Exercise description>
The entries below are to be repeated exactly as they stand.

Figure data in JSON>

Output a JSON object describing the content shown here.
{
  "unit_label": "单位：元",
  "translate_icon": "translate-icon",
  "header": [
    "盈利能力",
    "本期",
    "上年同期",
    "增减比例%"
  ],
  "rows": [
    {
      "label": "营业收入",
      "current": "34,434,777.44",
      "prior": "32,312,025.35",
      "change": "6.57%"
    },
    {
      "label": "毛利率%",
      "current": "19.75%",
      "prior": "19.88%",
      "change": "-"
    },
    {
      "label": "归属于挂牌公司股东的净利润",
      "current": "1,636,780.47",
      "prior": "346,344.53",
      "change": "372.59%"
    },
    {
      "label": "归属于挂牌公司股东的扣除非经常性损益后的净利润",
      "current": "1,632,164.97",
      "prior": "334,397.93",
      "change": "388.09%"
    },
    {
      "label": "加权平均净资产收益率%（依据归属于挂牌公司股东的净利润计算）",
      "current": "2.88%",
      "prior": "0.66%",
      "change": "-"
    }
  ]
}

Finished answer>
Output a JSON object describing the content shown here.
{
  "unit_label": "单位：元",
  "translate_icon": "translate-icon",
  "header": [
    "盈利能力",
    "本期",
    "上年同期",
    "增减比例%"
  ],
  "rows": [
    {
      "label": "营业收入",
      "current": "34,434,777.44",
      "prior": "32,312,025.35",
      "change": "6.57%"
    },
    {
      "label": "毛利率%",
      "current": "19.75%",
      "prior": "19.88%",
      "change": "-"
    },
    {
      "label": "归属于挂牌公司股东的净利润",
      "current": "1,636,780.47",
      "prior": "346,344.53",
      "change": "372.59%"
    },
    {
      "label": "归属于挂牌公司股东的扣除非经常性损益后的净利润",
      "current": "1,632,164.97",
      "prior": "334,397.93",
      "change": "388.09%"
    },
    {
      "label": "加权平均净资产收益率%（依据归属于挂牌公司股东的净利润计算）",
      "current": "2.88%",
      "prior": "0.66%",
      "change": "-"
    }
  ]
}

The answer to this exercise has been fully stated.